* START DATASET RECORDS *

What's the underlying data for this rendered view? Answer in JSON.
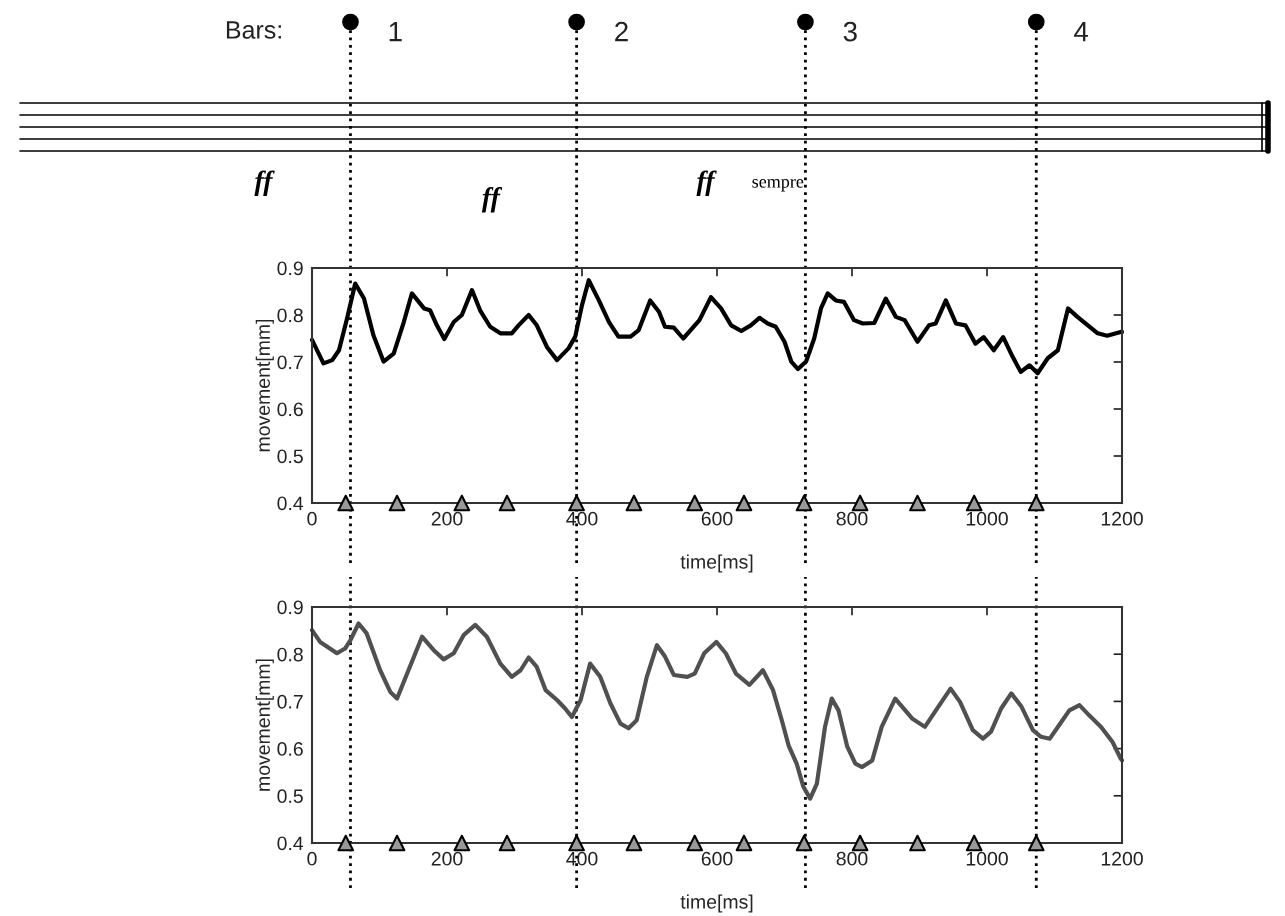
{
  "chart_data": [
    {
      "type": "line",
      "xlabel": "time[ms]",
      "ylabel": "movement[mm]",
      "xlim": [
        0,
        1200
      ],
      "xticks": [
        0,
        200,
        400,
        600,
        800,
        1000,
        1200
      ],
      "ylim": [
        0.4,
        0.9
      ],
      "yticks": [
        0.4,
        0.5,
        0.6,
        0.7,
        0.8,
        0.9
      ],
      "grid": false,
      "annotations": [
        "Bars:",
        "ff",
        "ff",
        "ff",
        "sempre",
        "1",
        "2",
        "3",
        "4"
      ],
      "ref_lines": [
        {
          "axis": "x",
          "value": 57,
          "line_style": "dotted",
          "color": "#000000"
        },
        {
          "axis": "x",
          "value": 392,
          "line_style": "dotted",
          "color": "#000000"
        },
        {
          "axis": "x",
          "value": 731,
          "line_style": "dotted",
          "color": "#000000"
        },
        {
          "axis": "x",
          "value": 1073,
          "line_style": "dotted",
          "color": "#000000"
        }
      ],
      "series": [
        {
          "color": "#000000",
          "x": [
            0,
            17,
            30,
            40,
            52,
            64,
            77,
            91,
            106,
            121,
            136,
            148,
            166,
            175,
            185,
            196,
            210,
            222,
            237,
            249,
            264,
            279,
            296,
            306,
            321,
            333,
            348,
            363,
            380,
            390,
            400,
            410,
            425,
            440,
            454,
            472,
            484,
            501,
            514,
            523,
            536,
            550,
            574,
            591,
            606,
            621,
            636,
            650,
            663,
            675,
            687,
            700,
            710,
            720,
            732,
            744,
            754,
            764,
            776,
            788,
            803,
            816,
            833,
            850,
            865,
            878,
            897,
            914,
            924,
            939,
            954,
            968,
            983,
            995,
            1010,
            1024,
            1038,
            1050,
            1063,
            1075,
            1090,
            1105,
            1120,
            1134,
            1164,
            1178,
            1198,
            1200
          ],
          "values": [
            0.747,
            0.697,
            0.704,
            0.725,
            0.793,
            0.867,
            0.835,
            0.757,
            0.701,
            0.718,
            0.785,
            0.846,
            0.814,
            0.81,
            0.778,
            0.749,
            0.785,
            0.8,
            0.853,
            0.81,
            0.775,
            0.761,
            0.761,
            0.778,
            0.8,
            0.778,
            0.732,
            0.704,
            0.729,
            0.754,
            0.821,
            0.874,
            0.831,
            0.785,
            0.754,
            0.754,
            0.768,
            0.831,
            0.807,
            0.775,
            0.773,
            0.75,
            0.789,
            0.838,
            0.814,
            0.778,
            0.766,
            0.778,
            0.794,
            0.782,
            0.775,
            0.743,
            0.701,
            0.685,
            0.701,
            0.75,
            0.814,
            0.846,
            0.831,
            0.828,
            0.789,
            0.782,
            0.783,
            0.835,
            0.796,
            0.789,
            0.743,
            0.778,
            0.782,
            0.831,
            0.782,
            0.778,
            0.739,
            0.753,
            0.725,
            0.753,
            0.711,
            0.679,
            0.693,
            0.676,
            0.708,
            0.725,
            0.814,
            0.796,
            0.761,
            0.756,
            0.764,
            0.764
          ]
        },
        {
          "type": "scatter",
          "marker": "triangle",
          "color": "#999999",
          "x": [
            50,
            126,
            222,
            289,
            392,
            477,
            567,
            640,
            729,
            812,
            897,
            981,
            1073
          ],
          "values": [
            0.4,
            0.4,
            0.4,
            0.4,
            0.4,
            0.4,
            0.4,
            0.4,
            0.4,
            0.4,
            0.4,
            0.4,
            0.4
          ]
        }
      ]
    },
    {
      "type": "line",
      "xlabel": "time[ms]",
      "ylabel": "movement[mm]",
      "xlim": [
        0,
        1200
      ],
      "xticks": [
        0,
        200,
        400,
        600,
        800,
        1000,
        1200
      ],
      "ylim": [
        0.4,
        0.9
      ],
      "yticks": [
        0.4,
        0.5,
        0.6,
        0.7,
        0.8,
        0.9
      ],
      "grid": false,
      "ref_lines": [
        {
          "axis": "x",
          "value": 57,
          "line_style": "dotted",
          "color": "#000000"
        },
        {
          "axis": "x",
          "value": 392,
          "line_style": "dotted",
          "color": "#000000"
        },
        {
          "axis": "x",
          "value": 731,
          "line_style": "dotted",
          "color": "#000000"
        },
        {
          "axis": "x",
          "value": 1073,
          "line_style": "dotted",
          "color": "#000000"
        }
      ],
      "series": [
        {
          "color": "#505050",
          "x": [
            0,
            12,
            37,
            49,
            57,
            69,
            81,
            101,
            116,
            126,
            141,
            163,
            180,
            195,
            210,
            225,
            242,
            259,
            279,
            296,
            309,
            321,
            333,
            346,
            363,
            375,
            385,
            398,
            412,
            427,
            442,
            457,
            469,
            481,
            496,
            511,
            523,
            536,
            556,
            567,
            581,
            599,
            613,
            628,
            648,
            668,
            683,
            696,
            706,
            718,
            728,
            738,
            748,
            760,
            770,
            780,
            793,
            805,
            815,
            830,
            844,
            864,
            889,
            908,
            928,
            946,
            960,
            979,
            994,
            1006,
            1021,
            1036,
            1051,
            1068,
            1080,
            1093,
            1107,
            1122,
            1137,
            1151,
            1169,
            1186,
            1198,
            1200
          ],
          "values": [
            0.851,
            0.826,
            0.802,
            0.812,
            0.83,
            0.865,
            0.844,
            0.766,
            0.72,
            0.706,
            0.759,
            0.837,
            0.809,
            0.789,
            0.802,
            0.841,
            0.862,
            0.837,
            0.78,
            0.752,
            0.766,
            0.793,
            0.773,
            0.724,
            0.703,
            0.685,
            0.667,
            0.703,
            0.78,
            0.752,
            0.696,
            0.653,
            0.643,
            0.66,
            0.752,
            0.819,
            0.795,
            0.756,
            0.752,
            0.759,
            0.802,
            0.826,
            0.802,
            0.759,
            0.735,
            0.766,
            0.724,
            0.66,
            0.607,
            0.568,
            0.519,
            0.494,
            0.526,
            0.646,
            0.706,
            0.681,
            0.604,
            0.568,
            0.561,
            0.575,
            0.646,
            0.706,
            0.664,
            0.646,
            0.689,
            0.727,
            0.699,
            0.639,
            0.621,
            0.636,
            0.685,
            0.717,
            0.689,
            0.639,
            0.625,
            0.621,
            0.65,
            0.681,
            0.692,
            0.671,
            0.646,
            0.614,
            0.579,
            0.575
          ]
        },
        {
          "type": "scatter",
          "marker": "triangle",
          "color": "#999999",
          "x": [
            50,
            126,
            222,
            289,
            392,
            477,
            567,
            640,
            729,
            812,
            897,
            981,
            1073
          ],
          "values": [
            0.4,
            0.4,
            0.4,
            0.4,
            0.4,
            0.4,
            0.4,
            0.4,
            0.4,
            0.4,
            0.4,
            0.4,
            0.4
          ]
        }
      ]
    }
  ]
}
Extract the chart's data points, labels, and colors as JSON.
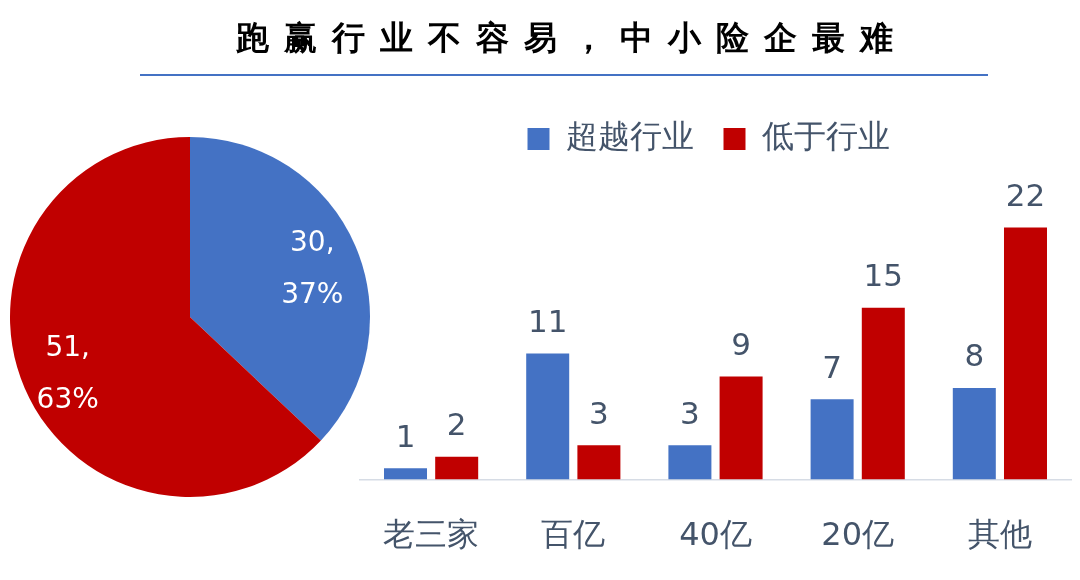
{
  "chart_data": [
    {
      "type": "other",
      "title": "跑赢行业不容易，中小险企最难"
    },
    {
      "type": "pie",
      "categories": [
        null,
        null
      ],
      "values": [
        30,
        51
      ],
      "colors": [
        "#4472c4",
        "#c00000"
      ],
      "value_labels": [
        "30,\n37%",
        "51,\n63%"
      ]
    },
    {
      "type": "bar",
      "categories": [
        "老三家",
        "百亿",
        "40亿",
        "20亿",
        "其他"
      ],
      "series": [
        {
          "name": "超越行业",
          "color": "#4472c4",
          "values": [
            1,
            11,
            3,
            7,
            8
          ]
        },
        {
          "name": "低于行业",
          "color": "#c00000",
          "values": [
            2,
            3,
            9,
            15,
            22
          ]
        }
      ],
      "data_labels": true,
      "legend": "top"
    }
  ]
}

* END DATASET RECORDS *

**REQUIRED TASK:** Nothing in the entries above should change when they are printed again, except that the pictures are dropped.

**RIGHT ANSWER:**
What's the underlying data for this rendered view? Answer in JSON.
{
  "chart_data": [
    {
      "type": "line",
      "xlabel": "time[ms]",
      "ylabel": "movement[mm]",
      "xlim": [
        0,
        1200
      ],
      "xticks": [
        0,
        200,
        400,
        600,
        800,
        1000,
        1200
      ],
      "ylim": [
        0.4,
        0.9
      ],
      "yticks": [
        0.4,
        0.5,
        0.6,
        0.7,
        0.8,
        0.9
      ],
      "grid": false,
      "annotations": [
        "Bars:",
        "ff",
        "ff",
        "ff",
        "sempre",
        "1",
        "2",
        "3",
        "4"
      ],
      "ref_lines": [
        {
          "axis": "x",
          "value": 57,
          "line_style": "dotted",
          "color": "#000000"
        },
        {
          "axis": "x",
          "value": 392,
          "line_style": "dotted",
          "color": "#000000"
        },
        {
          "axis": "x",
          "value": 731,
          "line_style": "dotted",
          "color": "#000000"
        },
        {
          "axis": "x",
          "value": 1073,
          "line_style": "dotted",
          "color": "#000000"
        }
      ],
      "series": [
        {
          "color": "#000000",
          "x": [
            0,
            17,
            30,
            40,
            52,
            64,
            77,
            91,
            106,
            121,
            136,
            148,
            166,
            175,
            185,
            196,
            210,
            222,
            237,
            249,
            264,
            279,
            296,
            306,
            321,
            333,
            348,
            363,
            380,
            390,
            400,
            410,
            425,
            440,
            454,
            472,
            484,
            501,
            514,
            523,
            536,
            550,
            574,
            591,
            606,
            621,
            636,
            650,
            663,
            675,
            687,
            700,
            710,
            720,
            732,
            744,
            754,
            764,
            776,
            788,
            803,
            816,
            833,
            850,
            865,
            878,
            897,
            914,
            924,
            939,
            954,
            968,
            983,
            995,
            1010,
            1024,
            1038,
            1050,
            1063,
            1075,
            1090,
            1105,
            1120,
            1134,
            1164,
            1178,
            1198,
            1200
          ],
          "values": [
            0.747,
            0.697,
            0.704,
            0.725,
            0.793,
            0.867,
            0.835,
            0.757,
            0.701,
            0.718,
            0.785,
            0.846,
            0.814,
            0.81,
            0.778,
            0.749,
            0.785,
            0.8,
            0.853,
            0.81,
            0.775,
            0.761,
            0.761,
            0.778,
            0.8,
            0.778,
            0.732,
            0.704,
            0.729,
            0.754,
            0.821,
            0.874,
            0.831,
            0.785,
            0.754,
            0.754,
            0.768,
            0.831,
            0.807,
            0.775,
            0.773,
            0.75,
            0.789,
            0.838,
            0.814,
            0.778,
            0.766,
            0.778,
            0.794,
            0.782,
            0.775,
            0.743,
            0.701,
            0.685,
            0.701,
            0.75,
            0.814,
            0.846,
            0.831,
            0.828,
            0.789,
            0.782,
            0.783,
            0.835,
            0.796,
            0.789,
            0.743,
            0.778,
            0.782,
            0.831,
            0.782,
            0.778,
            0.739,
            0.753,
            0.725,
            0.753,
            0.711,
            0.679,
            0.693,
            0.676,
            0.708,
            0.725,
            0.814,
            0.796,
            0.761,
            0.756,
            0.764,
            0.764
          ]
        },
        {
          "type": "scatter",
          "marker": "triangle",
          "color": "#999999",
          "x": [
            50,
            126,
            222,
            289,
            392,
            477,
            567,
            640,
            729,
            812,
            897,
            981,
            1073
          ],
          "values": [
            0.4,
            0.4,
            0.4,
            0.4,
            0.4,
            0.4,
            0.4,
            0.4,
            0.4,
            0.4,
            0.4,
            0.4,
            0.4
          ]
        }
      ]
    },
    {
      "type": "line",
      "xlabel": "time[ms]",
      "ylabel": "movement[mm]",
      "xlim": [
        0,
        1200
      ],
      "xticks": [
        0,
        200,
        400,
        600,
        800,
        1000,
        1200
      ],
      "ylim": [
        0.4,
        0.9
      ],
      "yticks": [
        0.4,
        0.5,
        0.6,
        0.7,
        0.8,
        0.9
      ],
      "grid": false,
      "ref_lines": [
        {
          "axis": "x",
          "value": 57,
          "line_style": "dotted",
          "color": "#000000"
        },
        {
          "axis": "x",
          "value": 392,
          "line_style": "dotted",
          "color": "#000000"
        },
        {
          "axis": "x",
          "value": 731,
          "line_style": "dotted",
          "color": "#000000"
        },
        {
          "axis": "x",
          "value": 1073,
          "line_style": "dotted",
          "color": "#000000"
        }
      ],
      "series": [
        {
          "color": "#505050",
          "x": [
            0,
            12,
            37,
            49,
            57,
            69,
            81,
            101,
            116,
            126,
            141,
            163,
            180,
            195,
            210,
            225,
            242,
            259,
            279,
            296,
            309,
            321,
            333,
            346,
            363,
            375,
            385,
            398,
            412,
            427,
            442,
            457,
            469,
            481,
            496,
            511,
            523,
            536,
            556,
            567,
            581,
            599,
            613,
            628,
            648,
            668,
            683,
            696,
            706,
            718,
            728,
            738,
            748,
            760,
            770,
            780,
            793,
            805,
            815,
            830,
            844,
            864,
            889,
            908,
            928,
            946,
            960,
            979,
            994,
            1006,
            1021,
            1036,
            1051,
            1068,
            1080,
            1093,
            1107,
            1122,
            1137,
            1151,
            1169,
            1186,
            1198,
            1200
          ],
          "values": [
            0.851,
            0.826,
            0.802,
            0.812,
            0.83,
            0.865,
            0.844,
            0.766,
            0.72,
            0.706,
            0.759,
            0.837,
            0.809,
            0.789,
            0.802,
            0.841,
            0.862,
            0.837,
            0.78,
            0.752,
            0.766,
            0.793,
            0.773,
            0.724,
            0.703,
            0.685,
            0.667,
            0.703,
            0.78,
            0.752,
            0.696,
            0.653,
            0.643,
            0.66,
            0.752,
            0.819,
            0.795,
            0.756,
            0.752,
            0.759,
            0.802,
            0.826,
            0.802,
            0.759,
            0.735,
            0.766,
            0.724,
            0.66,
            0.607,
            0.568,
            0.519,
            0.494,
            0.526,
            0.646,
            0.706,
            0.681,
            0.604,
            0.568,
            0.561,
            0.575,
            0.646,
            0.706,
            0.664,
            0.646,
            0.689,
            0.727,
            0.699,
            0.639,
            0.621,
            0.636,
            0.685,
            0.717,
            0.689,
            0.639,
            0.625,
            0.621,
            0.65,
            0.681,
            0.692,
            0.671,
            0.646,
            0.614,
            0.579,
            0.575
          ]
        },
        {
          "type": "scatter",
          "marker": "triangle",
          "color": "#999999",
          "x": [
            50,
            126,
            222,
            289,
            392,
            477,
            567,
            640,
            729,
            812,
            897,
            981,
            1073
          ],
          "values": [
            0.4,
            0.4,
            0.4,
            0.4,
            0.4,
            0.4,
            0.4,
            0.4,
            0.4,
            0.4,
            0.4,
            0.4,
            0.4
          ]
        }
      ]
    }
  ]
}
Extract the chart's data points, labels, and colors as JSON.
{
  "chart_data": [
    {
      "type": "other",
      "title": "跑赢行业不容易，中小险企最难"
    },
    {
      "type": "pie",
      "categories": [
        null,
        null
      ],
      "values": [
        30,
        51
      ],
      "colors": [
        "#4472c4",
        "#c00000"
      ],
      "value_labels": [
        "30,\n37%",
        "51,\n63%"
      ]
    },
    {
      "type": "bar",
      "categories": [
        "老三家",
        "百亿",
        "40亿",
        "20亿",
        "其他"
      ],
      "series": [
        {
          "name": "超越行业",
          "color": "#4472c4",
          "values": [
            1,
            11,
            3,
            7,
            8
          ]
        },
        {
          "name": "低于行业",
          "color": "#c00000",
          "values": [
            2,
            3,
            9,
            15,
            22
          ]
        }
      ],
      "data_labels": true,
      "legend": "top"
    }
  ]
}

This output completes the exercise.